[SUPPLIED RECORDS]

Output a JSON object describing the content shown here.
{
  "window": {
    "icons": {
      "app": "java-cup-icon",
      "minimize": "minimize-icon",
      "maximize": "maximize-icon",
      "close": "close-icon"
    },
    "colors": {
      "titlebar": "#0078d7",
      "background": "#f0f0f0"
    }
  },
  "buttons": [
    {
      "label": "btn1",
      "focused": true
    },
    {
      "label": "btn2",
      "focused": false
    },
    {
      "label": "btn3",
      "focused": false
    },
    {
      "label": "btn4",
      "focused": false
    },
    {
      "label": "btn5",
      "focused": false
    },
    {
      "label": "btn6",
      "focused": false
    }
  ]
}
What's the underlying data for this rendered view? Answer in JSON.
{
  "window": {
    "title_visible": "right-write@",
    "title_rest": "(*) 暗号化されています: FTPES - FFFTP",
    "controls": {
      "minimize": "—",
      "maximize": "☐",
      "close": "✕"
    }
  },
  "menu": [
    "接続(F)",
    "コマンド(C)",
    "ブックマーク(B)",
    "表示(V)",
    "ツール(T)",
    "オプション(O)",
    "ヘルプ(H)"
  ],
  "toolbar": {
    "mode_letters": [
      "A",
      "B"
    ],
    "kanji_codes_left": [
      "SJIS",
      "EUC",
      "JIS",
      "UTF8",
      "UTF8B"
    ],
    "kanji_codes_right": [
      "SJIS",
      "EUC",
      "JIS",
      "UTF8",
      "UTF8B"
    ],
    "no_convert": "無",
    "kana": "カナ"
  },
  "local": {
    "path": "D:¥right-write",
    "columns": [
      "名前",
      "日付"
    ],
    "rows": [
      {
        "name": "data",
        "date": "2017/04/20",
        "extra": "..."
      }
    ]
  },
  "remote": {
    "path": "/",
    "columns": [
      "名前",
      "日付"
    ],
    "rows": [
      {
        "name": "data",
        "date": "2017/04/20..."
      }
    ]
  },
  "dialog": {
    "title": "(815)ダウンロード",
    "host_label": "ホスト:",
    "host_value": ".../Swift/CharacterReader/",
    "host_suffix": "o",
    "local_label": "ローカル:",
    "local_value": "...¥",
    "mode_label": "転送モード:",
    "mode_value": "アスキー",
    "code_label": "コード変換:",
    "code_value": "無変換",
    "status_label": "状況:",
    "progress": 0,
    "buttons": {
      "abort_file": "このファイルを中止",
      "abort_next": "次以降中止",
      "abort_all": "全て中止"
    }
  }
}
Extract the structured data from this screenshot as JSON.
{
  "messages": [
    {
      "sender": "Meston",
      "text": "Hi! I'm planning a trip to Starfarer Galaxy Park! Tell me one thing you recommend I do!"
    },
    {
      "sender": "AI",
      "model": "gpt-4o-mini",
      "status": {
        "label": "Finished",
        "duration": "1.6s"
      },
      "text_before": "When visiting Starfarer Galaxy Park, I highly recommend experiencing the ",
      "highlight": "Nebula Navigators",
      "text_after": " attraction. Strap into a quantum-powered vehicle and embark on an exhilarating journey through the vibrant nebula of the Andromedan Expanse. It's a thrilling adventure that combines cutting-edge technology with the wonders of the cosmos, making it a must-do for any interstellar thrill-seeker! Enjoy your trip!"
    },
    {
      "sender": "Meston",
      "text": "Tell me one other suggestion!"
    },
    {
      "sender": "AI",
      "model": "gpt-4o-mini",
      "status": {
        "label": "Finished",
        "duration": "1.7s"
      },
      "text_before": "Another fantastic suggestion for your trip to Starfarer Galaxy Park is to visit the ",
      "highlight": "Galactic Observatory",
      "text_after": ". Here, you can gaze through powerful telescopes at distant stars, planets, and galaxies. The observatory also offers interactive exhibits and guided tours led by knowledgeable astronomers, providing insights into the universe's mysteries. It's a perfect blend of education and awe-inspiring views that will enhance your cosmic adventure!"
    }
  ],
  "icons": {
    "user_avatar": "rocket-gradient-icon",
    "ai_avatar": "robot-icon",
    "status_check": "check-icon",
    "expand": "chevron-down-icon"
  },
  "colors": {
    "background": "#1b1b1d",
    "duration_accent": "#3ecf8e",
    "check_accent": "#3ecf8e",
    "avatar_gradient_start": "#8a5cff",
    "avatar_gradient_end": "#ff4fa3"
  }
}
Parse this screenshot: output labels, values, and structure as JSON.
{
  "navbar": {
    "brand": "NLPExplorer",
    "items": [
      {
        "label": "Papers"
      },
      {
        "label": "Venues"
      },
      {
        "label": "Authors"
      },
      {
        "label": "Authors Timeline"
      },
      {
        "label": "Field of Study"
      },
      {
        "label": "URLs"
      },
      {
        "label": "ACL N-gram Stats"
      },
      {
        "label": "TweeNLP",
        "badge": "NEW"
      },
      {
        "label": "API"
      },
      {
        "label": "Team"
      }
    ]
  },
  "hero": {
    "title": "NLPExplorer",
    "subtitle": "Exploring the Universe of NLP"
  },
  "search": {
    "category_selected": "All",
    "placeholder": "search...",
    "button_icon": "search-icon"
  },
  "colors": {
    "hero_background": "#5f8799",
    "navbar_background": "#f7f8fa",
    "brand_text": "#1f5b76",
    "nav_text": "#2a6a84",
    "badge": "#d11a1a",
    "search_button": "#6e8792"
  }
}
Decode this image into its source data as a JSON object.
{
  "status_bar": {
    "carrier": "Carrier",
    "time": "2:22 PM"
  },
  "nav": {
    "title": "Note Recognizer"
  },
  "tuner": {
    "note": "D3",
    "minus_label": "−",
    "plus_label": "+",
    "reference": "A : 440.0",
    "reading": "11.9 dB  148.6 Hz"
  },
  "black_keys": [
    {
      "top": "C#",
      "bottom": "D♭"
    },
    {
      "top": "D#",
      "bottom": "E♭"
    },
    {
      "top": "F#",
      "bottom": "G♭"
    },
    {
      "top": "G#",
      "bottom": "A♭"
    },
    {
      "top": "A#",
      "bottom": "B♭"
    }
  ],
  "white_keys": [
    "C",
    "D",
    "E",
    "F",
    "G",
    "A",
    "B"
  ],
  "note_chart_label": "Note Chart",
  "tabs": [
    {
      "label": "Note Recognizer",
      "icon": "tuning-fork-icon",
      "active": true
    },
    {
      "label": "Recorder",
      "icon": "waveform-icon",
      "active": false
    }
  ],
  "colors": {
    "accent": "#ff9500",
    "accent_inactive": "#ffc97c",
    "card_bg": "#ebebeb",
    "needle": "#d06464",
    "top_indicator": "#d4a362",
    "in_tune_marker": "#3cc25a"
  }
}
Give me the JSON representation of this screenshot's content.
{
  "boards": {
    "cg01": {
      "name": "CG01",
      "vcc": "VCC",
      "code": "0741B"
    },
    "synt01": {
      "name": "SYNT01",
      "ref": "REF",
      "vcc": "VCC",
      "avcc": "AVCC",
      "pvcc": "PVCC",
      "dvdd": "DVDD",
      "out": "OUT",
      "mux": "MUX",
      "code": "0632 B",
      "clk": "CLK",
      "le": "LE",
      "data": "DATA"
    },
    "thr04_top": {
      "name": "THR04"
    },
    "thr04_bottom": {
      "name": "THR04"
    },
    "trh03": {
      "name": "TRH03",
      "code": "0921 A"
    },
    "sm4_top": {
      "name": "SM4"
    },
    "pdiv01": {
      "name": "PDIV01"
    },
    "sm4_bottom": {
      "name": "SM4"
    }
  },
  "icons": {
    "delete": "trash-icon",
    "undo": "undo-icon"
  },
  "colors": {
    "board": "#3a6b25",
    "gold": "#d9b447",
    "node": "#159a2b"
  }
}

[WRITTEN PROBLEM]
Find each line holding the string "JSON" and copy it out.

[CORRECT RESPONSE]
Output a JSON object describing the content shown here.
What's the underlying data for this rendered view? Answer in JSON.
Extract the structured data from this screenshot as JSON.
Parse this screenshot: output labels, values, and structure as JSON.
Decode this image into its source data as a JSON object.
Give me the JSON representation of this screenshot's content.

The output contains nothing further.